**Selected extract**
:::::

Studio album by Ted Curson
- Released: 20 December 1964
- Recorded: 1 August 1964
- Genre: Jazz
- Length: 61:24 (CD)
- Label: Fontana (LP) Black Lion (CD)
- Producer: Alan Bates

Ted Curson chronology
| Ted Curson Plays Fire Down Below (1962) | Tears for Dolphy (1964) | The New Thing & the Blue Thing (1965) |

Alternative cover
- Black Lion CD release

= Tears for Dolphy =

Tears for Dolphy is a 1964 album by jazz trumpeter Ted Curson. The album's title track, an elegy for Eric Dolphy (who died at the end of June that year), has been used in many films.

== Reception ==

Brian Morton and Richard Cook, writing for The Penguin Guide to Jazz, give Tears for Dolphy a favorable review, noting "a raw sorrow in the title tune," a robust rhythm section, and the leader's "high, slightly old-fashioned sound." Earlier editions of The Penguin Guide to Jazz give the album a rating of three-and-a-half stars.

:::::

**Source excerpt**
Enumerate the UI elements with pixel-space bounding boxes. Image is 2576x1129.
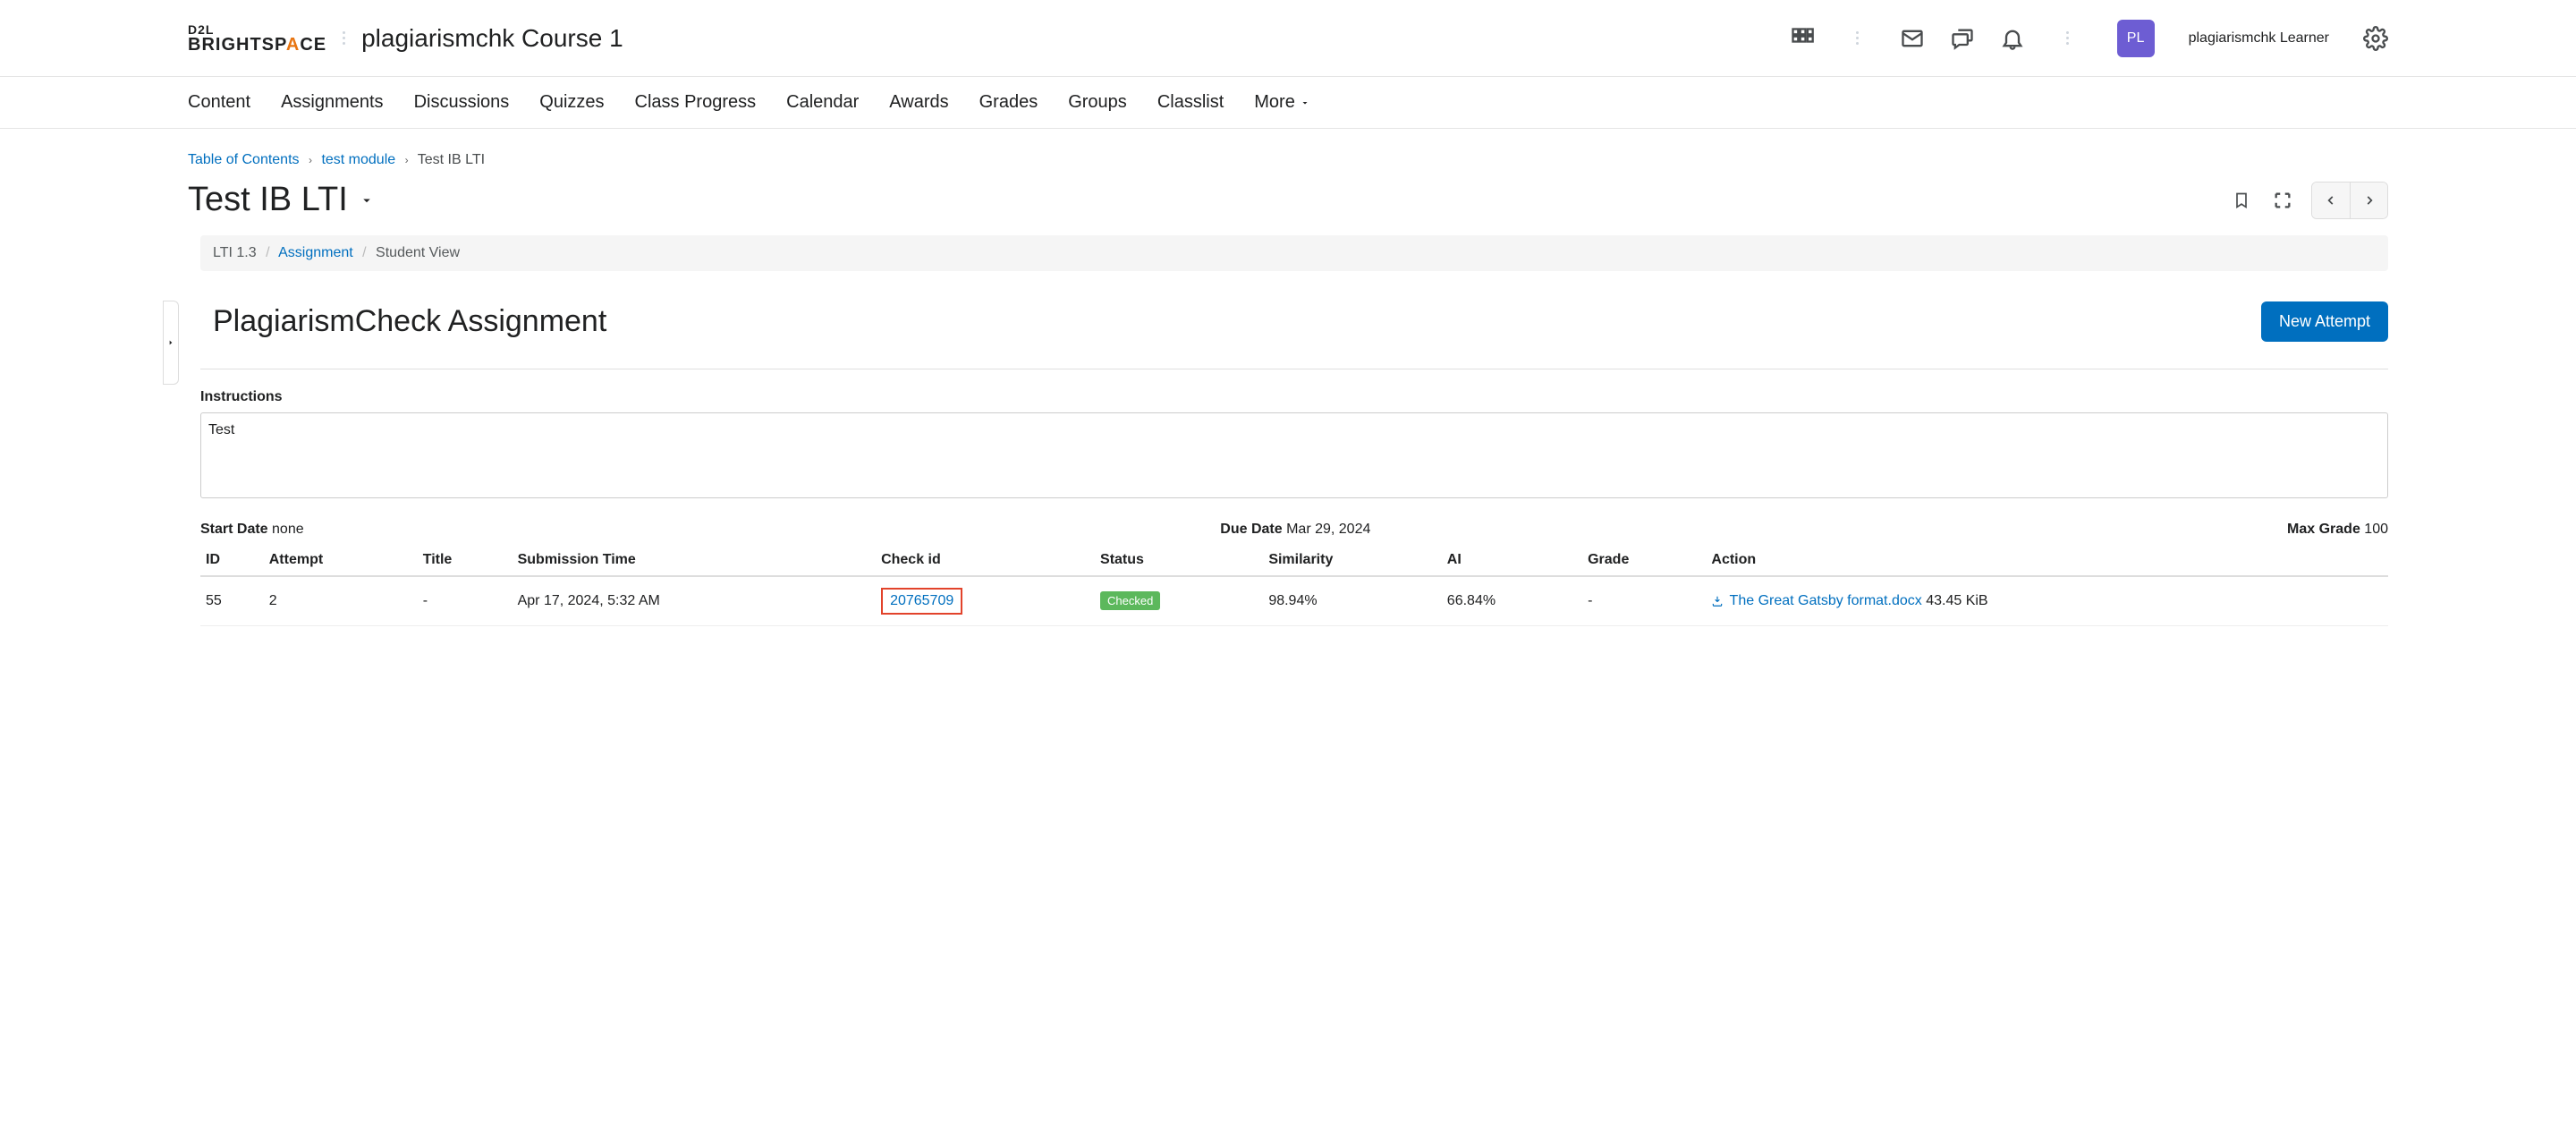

:::::

**Prompt 1**
According to the album article, whom does the title track of Tears for Dolphy mourn, and what happened to him? Answer in one to three sentences.
**Prompt 2**
Pick up the Tears for Dolphy album article after its final sentence and keep writing it.
The data shown alongside the album article were drawn from a separate source.

**Reply 1**
The title track is an elegy for Eric Dolphy. He died at the end of June 1964, the year the album was made.

**Reply 2**
Chuck Berg, writing for DownBeat, said Curson and saxophonist Bill Barron's "tough, but highly melodic lines above the steady and crisp rhythmic substructure ably provided by bassist Herb Bushler and drummer Dick Berk."

Scott Yanow of AllMusic asserts that most tracks "manage to be both explorative and surprisingly accessible."

Professional ratings
Review scores
| Source | Rating |
| AllMusic | Star Half star |
| Christgau's Record Guide | B+ |
| The Penguin Guide to Jazz | Star Half star |
| The Rolling Stone Jazz Record Guide | Star |

== Track listing ==
All tracks recorded on August 1, 1964.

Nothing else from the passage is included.